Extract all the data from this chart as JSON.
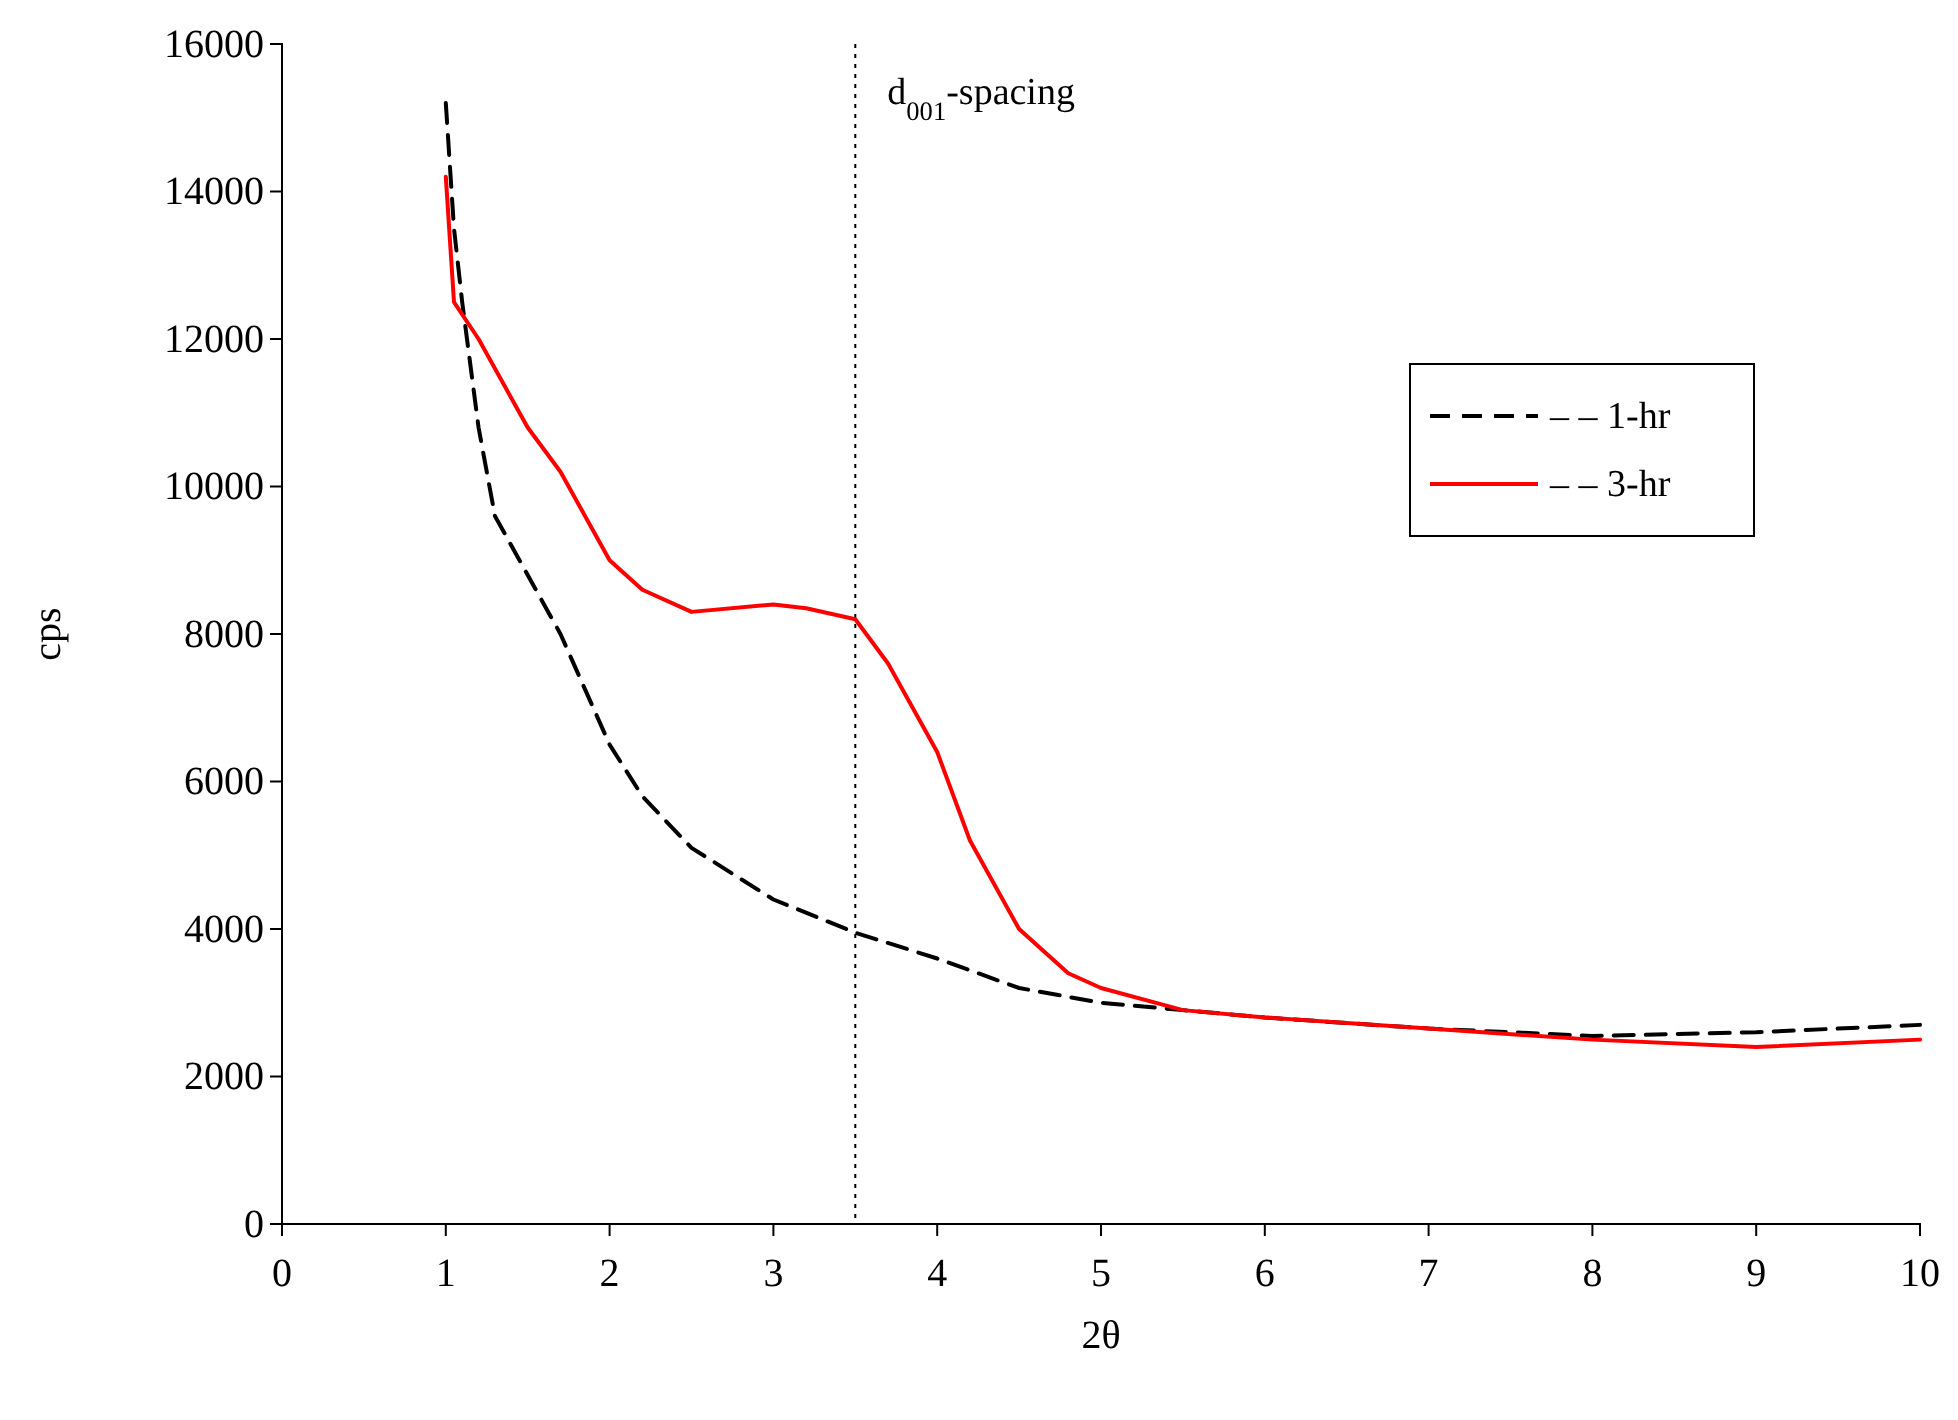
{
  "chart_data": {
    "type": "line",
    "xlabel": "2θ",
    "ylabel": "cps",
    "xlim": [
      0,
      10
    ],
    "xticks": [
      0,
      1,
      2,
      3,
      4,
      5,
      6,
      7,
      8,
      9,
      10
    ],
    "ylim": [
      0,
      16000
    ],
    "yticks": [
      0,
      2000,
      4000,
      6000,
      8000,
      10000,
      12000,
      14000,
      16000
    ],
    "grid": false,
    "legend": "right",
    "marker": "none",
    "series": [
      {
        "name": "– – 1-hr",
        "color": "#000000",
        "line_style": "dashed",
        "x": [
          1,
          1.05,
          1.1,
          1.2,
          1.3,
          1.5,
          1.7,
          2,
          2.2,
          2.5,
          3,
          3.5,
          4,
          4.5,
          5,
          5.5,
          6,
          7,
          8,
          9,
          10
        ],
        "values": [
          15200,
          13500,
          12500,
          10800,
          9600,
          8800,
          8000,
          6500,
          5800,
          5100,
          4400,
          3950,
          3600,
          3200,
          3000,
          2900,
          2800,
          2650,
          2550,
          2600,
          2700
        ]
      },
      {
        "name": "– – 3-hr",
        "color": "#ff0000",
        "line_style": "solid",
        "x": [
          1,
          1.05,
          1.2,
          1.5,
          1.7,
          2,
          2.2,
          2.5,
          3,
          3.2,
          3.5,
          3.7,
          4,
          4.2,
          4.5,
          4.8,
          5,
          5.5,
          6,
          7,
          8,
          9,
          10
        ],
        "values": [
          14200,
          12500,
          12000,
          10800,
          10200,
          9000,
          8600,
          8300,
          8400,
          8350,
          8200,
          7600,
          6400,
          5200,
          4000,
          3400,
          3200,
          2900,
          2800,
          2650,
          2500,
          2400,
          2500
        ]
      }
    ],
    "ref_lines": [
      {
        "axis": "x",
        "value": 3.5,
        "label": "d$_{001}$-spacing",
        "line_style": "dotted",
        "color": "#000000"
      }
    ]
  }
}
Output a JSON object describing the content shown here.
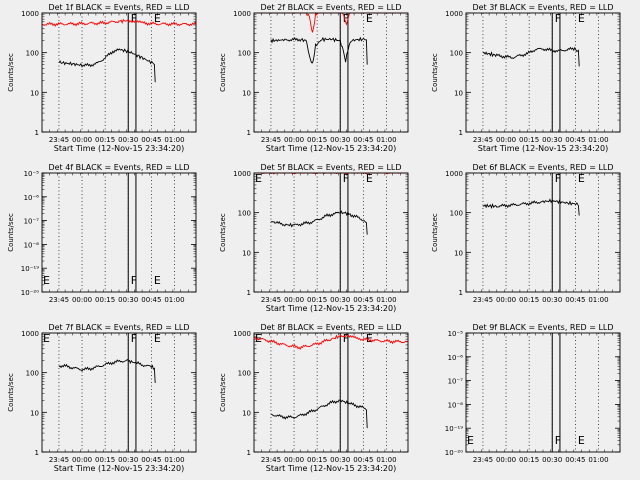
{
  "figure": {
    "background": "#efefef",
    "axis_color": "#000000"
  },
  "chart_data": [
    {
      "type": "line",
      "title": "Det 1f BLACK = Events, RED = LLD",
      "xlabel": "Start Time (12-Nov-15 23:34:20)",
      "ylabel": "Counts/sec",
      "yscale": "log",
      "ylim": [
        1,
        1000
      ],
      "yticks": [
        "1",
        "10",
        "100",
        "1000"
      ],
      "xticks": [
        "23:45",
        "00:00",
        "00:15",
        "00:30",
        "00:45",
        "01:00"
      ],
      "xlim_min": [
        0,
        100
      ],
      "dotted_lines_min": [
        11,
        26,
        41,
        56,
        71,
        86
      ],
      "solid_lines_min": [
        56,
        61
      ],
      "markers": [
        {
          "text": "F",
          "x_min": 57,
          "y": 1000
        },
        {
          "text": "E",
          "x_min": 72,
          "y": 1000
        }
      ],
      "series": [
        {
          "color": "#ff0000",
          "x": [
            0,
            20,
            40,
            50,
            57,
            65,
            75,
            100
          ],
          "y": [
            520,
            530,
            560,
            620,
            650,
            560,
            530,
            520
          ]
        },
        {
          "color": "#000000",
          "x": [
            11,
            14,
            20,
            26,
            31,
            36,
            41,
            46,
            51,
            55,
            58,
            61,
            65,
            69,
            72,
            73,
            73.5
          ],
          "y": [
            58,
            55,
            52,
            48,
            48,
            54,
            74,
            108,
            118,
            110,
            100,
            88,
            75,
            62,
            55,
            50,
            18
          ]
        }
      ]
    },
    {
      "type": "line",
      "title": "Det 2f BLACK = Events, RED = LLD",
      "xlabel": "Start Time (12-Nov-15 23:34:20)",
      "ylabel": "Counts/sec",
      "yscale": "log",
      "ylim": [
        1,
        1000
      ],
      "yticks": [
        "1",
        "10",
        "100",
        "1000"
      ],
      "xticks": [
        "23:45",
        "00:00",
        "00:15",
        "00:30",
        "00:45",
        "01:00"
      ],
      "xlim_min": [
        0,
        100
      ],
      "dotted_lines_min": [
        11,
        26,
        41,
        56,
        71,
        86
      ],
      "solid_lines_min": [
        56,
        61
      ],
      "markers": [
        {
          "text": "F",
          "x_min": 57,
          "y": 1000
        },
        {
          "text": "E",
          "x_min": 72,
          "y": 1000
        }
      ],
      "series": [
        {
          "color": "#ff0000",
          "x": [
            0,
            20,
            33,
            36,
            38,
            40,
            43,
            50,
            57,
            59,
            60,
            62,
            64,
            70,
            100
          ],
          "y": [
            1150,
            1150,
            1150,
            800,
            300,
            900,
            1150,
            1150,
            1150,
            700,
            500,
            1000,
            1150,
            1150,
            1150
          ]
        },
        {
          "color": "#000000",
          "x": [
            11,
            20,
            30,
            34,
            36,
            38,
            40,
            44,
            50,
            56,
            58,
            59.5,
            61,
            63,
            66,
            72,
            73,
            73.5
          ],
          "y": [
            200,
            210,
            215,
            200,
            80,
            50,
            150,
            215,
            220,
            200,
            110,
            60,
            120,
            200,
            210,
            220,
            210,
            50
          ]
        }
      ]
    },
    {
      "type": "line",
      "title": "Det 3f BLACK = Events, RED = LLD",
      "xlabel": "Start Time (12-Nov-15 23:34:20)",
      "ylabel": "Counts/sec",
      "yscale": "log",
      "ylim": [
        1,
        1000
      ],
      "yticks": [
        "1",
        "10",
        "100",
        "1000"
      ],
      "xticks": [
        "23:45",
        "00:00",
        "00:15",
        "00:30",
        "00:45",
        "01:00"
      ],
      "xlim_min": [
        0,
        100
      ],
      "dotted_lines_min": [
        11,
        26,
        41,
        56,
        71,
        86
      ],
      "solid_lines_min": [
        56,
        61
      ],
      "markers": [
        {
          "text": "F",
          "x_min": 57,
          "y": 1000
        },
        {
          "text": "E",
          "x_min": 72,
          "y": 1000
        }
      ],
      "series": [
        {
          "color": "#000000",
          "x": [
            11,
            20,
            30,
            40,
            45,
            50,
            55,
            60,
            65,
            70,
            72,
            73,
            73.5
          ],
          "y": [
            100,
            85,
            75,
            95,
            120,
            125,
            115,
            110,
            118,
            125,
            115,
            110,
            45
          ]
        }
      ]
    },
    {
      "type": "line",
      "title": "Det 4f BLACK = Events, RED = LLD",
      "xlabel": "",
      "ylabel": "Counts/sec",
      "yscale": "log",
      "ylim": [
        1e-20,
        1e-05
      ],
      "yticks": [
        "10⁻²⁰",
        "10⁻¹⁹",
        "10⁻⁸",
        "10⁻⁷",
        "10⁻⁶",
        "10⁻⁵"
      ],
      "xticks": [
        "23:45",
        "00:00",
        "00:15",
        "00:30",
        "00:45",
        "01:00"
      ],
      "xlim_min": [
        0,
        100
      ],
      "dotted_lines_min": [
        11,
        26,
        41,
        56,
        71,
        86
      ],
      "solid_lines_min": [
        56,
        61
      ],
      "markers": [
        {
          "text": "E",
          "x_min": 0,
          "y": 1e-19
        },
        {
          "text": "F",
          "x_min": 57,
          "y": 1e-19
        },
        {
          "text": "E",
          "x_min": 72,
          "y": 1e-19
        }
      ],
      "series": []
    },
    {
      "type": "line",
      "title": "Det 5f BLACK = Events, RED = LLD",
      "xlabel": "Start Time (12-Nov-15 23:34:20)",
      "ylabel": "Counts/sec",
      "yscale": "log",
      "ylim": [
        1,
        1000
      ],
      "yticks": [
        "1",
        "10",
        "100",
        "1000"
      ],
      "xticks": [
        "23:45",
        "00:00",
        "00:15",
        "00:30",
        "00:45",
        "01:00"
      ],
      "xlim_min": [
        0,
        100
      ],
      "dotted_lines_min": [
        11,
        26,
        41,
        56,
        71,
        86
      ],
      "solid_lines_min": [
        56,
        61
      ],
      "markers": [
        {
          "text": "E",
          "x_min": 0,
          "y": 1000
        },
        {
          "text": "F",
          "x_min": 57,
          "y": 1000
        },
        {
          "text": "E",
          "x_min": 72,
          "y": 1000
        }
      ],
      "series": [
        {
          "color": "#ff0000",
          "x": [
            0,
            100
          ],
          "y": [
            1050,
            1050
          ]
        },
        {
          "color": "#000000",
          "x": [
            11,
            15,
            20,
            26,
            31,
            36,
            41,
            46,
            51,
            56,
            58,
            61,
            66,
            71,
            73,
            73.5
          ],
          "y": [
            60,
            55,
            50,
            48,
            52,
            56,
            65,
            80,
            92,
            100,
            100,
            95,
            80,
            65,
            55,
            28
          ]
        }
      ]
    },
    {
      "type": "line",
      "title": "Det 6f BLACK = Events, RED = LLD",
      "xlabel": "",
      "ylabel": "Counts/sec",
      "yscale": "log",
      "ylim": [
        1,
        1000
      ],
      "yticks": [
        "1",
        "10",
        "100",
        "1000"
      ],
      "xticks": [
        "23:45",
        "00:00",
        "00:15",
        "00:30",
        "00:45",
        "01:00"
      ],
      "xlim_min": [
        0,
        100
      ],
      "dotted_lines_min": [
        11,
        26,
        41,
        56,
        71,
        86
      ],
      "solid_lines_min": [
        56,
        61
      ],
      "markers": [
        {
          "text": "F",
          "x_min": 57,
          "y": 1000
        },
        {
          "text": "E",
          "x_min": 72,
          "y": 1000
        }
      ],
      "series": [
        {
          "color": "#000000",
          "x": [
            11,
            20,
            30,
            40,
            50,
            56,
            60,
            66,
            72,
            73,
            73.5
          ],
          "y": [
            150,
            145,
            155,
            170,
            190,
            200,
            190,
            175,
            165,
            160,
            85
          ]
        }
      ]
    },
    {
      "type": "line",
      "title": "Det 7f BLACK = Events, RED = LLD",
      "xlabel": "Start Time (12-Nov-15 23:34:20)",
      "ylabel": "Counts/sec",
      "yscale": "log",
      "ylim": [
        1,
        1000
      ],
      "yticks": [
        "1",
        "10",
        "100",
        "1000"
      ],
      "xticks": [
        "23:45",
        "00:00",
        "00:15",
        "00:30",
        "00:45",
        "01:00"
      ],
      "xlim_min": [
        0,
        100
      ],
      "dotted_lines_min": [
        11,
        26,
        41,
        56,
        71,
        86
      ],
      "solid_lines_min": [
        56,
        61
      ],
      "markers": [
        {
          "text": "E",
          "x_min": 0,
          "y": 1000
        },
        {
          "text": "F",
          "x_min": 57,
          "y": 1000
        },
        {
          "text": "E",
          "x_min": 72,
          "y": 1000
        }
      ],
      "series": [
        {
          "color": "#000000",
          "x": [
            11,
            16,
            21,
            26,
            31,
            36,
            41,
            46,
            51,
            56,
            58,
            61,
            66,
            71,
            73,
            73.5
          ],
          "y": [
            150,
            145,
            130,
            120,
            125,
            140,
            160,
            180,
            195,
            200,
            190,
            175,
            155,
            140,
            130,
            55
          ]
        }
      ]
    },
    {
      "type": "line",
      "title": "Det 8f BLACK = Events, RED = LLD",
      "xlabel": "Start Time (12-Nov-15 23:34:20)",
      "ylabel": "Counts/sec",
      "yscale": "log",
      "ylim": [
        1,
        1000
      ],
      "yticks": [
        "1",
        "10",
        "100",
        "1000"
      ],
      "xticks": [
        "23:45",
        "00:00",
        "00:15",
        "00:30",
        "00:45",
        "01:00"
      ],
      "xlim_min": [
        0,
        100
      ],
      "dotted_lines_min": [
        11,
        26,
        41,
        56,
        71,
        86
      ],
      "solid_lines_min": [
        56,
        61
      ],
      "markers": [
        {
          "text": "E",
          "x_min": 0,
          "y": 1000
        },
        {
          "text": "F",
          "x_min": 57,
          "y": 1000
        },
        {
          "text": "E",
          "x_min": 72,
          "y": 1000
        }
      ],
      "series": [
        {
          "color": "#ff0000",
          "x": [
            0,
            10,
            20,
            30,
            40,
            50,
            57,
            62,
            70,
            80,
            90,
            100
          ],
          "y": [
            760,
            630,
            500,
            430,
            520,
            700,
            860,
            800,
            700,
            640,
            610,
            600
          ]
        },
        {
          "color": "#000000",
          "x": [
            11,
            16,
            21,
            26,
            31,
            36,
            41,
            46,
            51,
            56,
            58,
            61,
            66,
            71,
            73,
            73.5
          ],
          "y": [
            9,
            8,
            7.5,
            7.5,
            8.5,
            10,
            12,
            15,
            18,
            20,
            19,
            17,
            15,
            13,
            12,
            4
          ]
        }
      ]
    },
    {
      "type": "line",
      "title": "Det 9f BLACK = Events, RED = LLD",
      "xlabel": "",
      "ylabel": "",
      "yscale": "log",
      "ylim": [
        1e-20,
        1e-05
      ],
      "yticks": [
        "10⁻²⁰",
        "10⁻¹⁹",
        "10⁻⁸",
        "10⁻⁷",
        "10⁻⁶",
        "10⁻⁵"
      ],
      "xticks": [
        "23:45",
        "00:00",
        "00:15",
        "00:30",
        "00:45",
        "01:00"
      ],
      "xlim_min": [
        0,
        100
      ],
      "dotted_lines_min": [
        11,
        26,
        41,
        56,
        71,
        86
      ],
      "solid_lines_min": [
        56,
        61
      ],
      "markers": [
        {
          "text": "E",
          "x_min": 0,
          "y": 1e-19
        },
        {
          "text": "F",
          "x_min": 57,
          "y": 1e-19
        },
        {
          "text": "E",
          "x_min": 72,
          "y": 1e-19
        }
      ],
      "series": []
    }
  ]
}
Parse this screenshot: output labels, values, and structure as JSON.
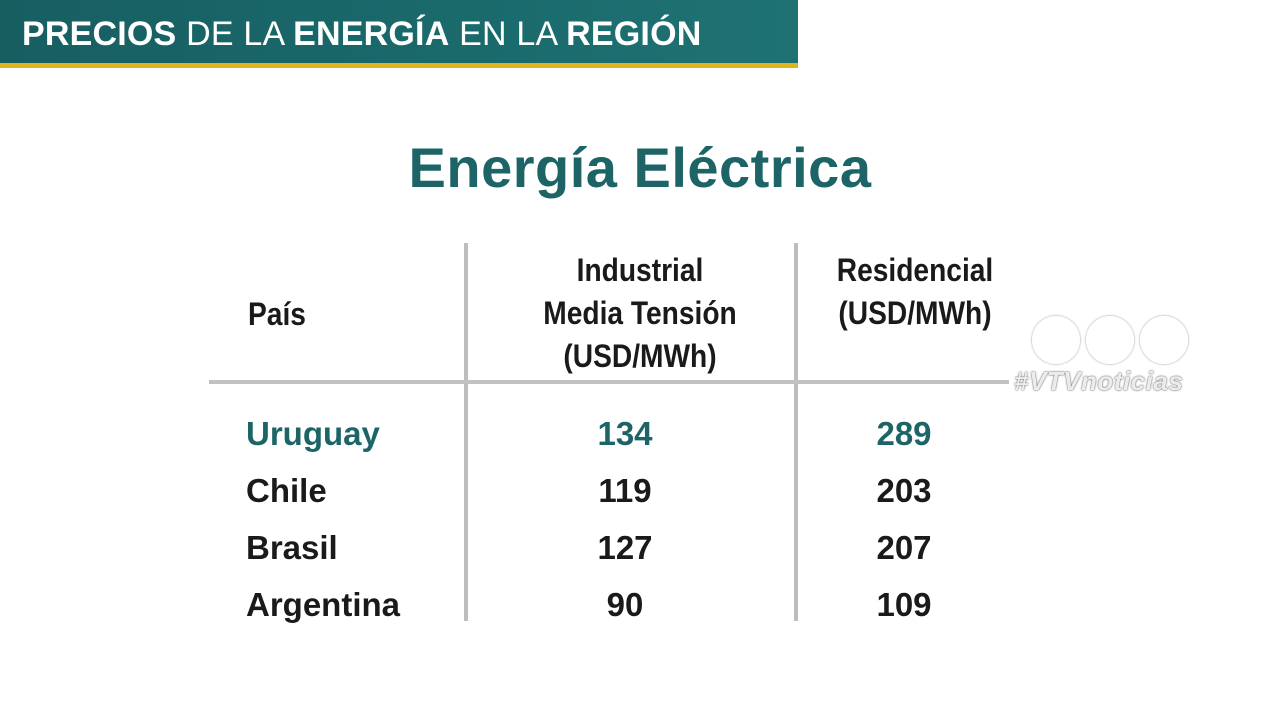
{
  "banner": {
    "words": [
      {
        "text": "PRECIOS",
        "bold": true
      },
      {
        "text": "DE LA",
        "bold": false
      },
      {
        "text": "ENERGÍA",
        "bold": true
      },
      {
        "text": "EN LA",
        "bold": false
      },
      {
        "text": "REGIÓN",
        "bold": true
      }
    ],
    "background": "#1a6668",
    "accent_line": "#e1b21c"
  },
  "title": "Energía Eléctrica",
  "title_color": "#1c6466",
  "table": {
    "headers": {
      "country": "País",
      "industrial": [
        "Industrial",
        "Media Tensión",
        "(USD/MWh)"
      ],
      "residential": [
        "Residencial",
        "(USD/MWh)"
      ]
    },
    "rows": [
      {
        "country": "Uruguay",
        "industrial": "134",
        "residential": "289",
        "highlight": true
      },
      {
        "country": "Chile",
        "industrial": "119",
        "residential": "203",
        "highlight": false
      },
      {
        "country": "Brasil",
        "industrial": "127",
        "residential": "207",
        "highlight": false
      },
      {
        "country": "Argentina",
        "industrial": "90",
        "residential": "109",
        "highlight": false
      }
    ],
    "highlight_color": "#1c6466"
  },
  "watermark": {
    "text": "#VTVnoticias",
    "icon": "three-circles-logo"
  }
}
※
Reply with nothing except the number of lines in the listing above that include "BLACK".

9